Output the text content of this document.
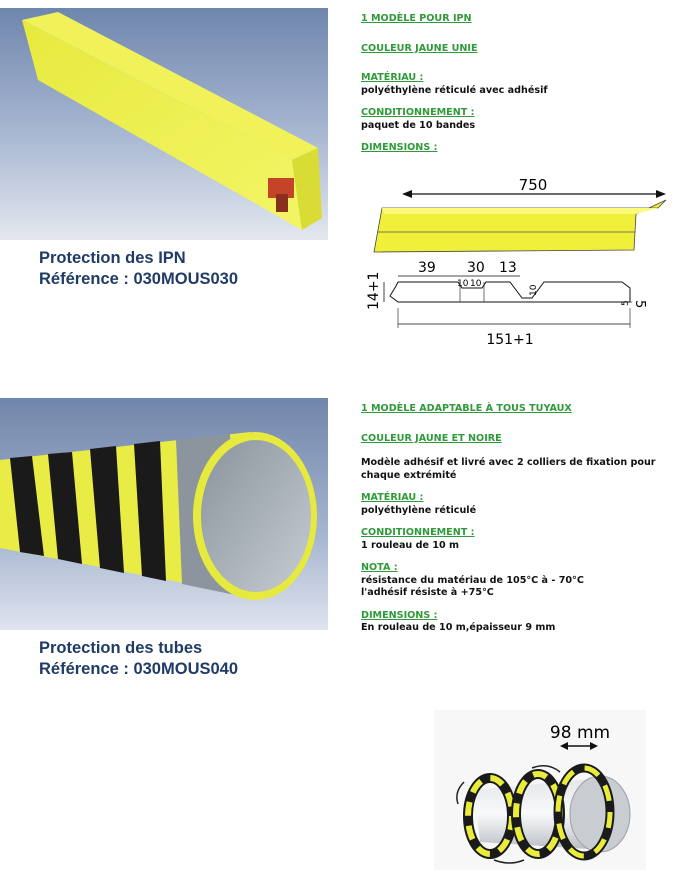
Protection des IPN
Référence : 030MOUS030
1 MODÈLE POUR IPN
COULEUR JAUNE UNIE
MATÉRIAU :
polyéthylène réticulé avec adhésif
CONDITIONNEMENT :
paquet de 10 bandes
DIMENSIONS :
750
39 30 13
10 10
10
14+1	5 5
151+1
Protection des tubes
Référence : 030MOUS040
1 MODÈLE ADAPTABLE À TOUS TUYAUX
COULEUR JAUNE ET NOIRE
Modèle adhésif et livré avec 2 colliers de fixation pour chaque extrémité
MATÉRIAU :
polyéthylène réticulé
CONDITIONNEMENT :
1 rouleau de 10 m
NOTA :
résistance du matériau de 105°C à - 70°C
l'adhésif résiste à +75°C
DIMENSIONS :
En rouleau de 10 m,épaisseur 9 mm
98 mm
____________________
Exercise → Copy out the listing exactly as it stands, but not the pictures.

Expected output →
Output the text content of this document.
Protection des IPN
Référence : 030MOUS030
1 MODÈLE POUR IPN
COULEUR JAUNE UNIE
MATÉRIAU :
polyéthylène réticulé avec adhésif
CONDITIONNEMENT :
paquet de 10 bandes
DIMENSIONS :
750
39 30 13
10 10
10
14+1	5 5
151+1
Protection des tubes
Référence : 030MOUS040
1 MODÈLE ADAPTABLE À TOUS TUYAUX
COULEUR JAUNE ET NOIRE
Modèle adhésif et livré avec 2 colliers de fixation pour chaque extrémité
MATÉRIAU :
polyéthylène réticulé
CONDITIONNEMENT :
1 rouleau de 10 m
NOTA :
résistance du matériau de 105°C à - 70°C
l'adhésif résiste à +75°C
DIMENSIONS :
En rouleau de 10 m,épaisseur 9 mm
98 mm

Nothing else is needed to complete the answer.